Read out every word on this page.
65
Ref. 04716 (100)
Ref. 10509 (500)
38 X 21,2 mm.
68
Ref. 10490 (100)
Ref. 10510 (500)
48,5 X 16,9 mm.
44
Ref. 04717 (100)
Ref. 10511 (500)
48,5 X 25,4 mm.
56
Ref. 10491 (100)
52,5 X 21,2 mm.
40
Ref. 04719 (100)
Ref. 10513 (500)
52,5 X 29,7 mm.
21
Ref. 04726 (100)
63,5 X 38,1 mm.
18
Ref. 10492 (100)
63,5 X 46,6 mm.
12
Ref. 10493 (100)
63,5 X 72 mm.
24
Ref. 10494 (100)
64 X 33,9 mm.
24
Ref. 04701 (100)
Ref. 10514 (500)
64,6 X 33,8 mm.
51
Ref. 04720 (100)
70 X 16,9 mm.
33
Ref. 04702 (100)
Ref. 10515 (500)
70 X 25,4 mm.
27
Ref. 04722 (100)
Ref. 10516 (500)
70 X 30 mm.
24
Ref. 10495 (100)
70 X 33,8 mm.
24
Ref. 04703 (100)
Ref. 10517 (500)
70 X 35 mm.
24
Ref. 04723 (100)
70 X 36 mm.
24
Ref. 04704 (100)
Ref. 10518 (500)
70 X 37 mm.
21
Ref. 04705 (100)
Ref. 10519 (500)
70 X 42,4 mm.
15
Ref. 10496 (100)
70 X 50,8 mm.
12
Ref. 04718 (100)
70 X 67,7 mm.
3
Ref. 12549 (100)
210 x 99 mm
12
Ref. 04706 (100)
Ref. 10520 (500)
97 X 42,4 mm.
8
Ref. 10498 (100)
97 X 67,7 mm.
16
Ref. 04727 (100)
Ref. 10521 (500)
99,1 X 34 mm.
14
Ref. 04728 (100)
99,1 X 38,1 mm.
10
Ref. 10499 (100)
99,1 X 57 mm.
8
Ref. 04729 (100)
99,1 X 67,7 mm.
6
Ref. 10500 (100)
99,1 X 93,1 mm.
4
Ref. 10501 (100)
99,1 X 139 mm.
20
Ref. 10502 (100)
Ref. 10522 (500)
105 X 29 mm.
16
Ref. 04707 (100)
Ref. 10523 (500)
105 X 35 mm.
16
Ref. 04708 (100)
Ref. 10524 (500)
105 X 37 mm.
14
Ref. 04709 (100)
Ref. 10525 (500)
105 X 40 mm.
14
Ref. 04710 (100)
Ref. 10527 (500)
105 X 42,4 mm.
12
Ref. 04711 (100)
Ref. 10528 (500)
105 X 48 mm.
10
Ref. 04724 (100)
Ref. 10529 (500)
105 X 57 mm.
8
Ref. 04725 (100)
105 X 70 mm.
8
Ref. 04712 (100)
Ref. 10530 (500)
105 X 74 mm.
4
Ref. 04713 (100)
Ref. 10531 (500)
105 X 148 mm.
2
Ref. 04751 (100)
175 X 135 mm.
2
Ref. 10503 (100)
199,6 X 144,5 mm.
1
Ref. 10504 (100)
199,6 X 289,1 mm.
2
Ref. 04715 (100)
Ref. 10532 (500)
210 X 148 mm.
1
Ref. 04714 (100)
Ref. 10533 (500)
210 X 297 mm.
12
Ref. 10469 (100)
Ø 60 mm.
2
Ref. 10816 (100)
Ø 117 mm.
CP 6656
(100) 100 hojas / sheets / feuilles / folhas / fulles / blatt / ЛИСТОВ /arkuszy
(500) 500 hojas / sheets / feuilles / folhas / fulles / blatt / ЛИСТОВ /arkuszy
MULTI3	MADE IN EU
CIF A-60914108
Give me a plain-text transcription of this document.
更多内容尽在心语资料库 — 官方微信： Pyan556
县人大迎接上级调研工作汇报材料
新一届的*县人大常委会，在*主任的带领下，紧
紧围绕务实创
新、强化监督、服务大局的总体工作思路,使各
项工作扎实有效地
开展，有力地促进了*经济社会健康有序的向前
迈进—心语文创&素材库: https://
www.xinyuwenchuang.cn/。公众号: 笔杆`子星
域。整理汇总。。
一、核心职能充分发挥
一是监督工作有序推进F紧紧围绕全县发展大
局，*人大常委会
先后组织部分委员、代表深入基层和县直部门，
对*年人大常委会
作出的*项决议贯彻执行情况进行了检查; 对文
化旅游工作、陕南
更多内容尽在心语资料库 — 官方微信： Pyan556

(Goal of the exercise) Using the records above, gather all lines where the string "ЛИСТОВ" is present.

(Exercise result)
(100) 100 hojas / sheets / feuilles / folhas / fulles / blatt / ЛИСТОВ /arkuszy
(500) 500 hojas / sheets / feuilles / folhas / fulles / blatt / ЛИСТОВ /arkuszy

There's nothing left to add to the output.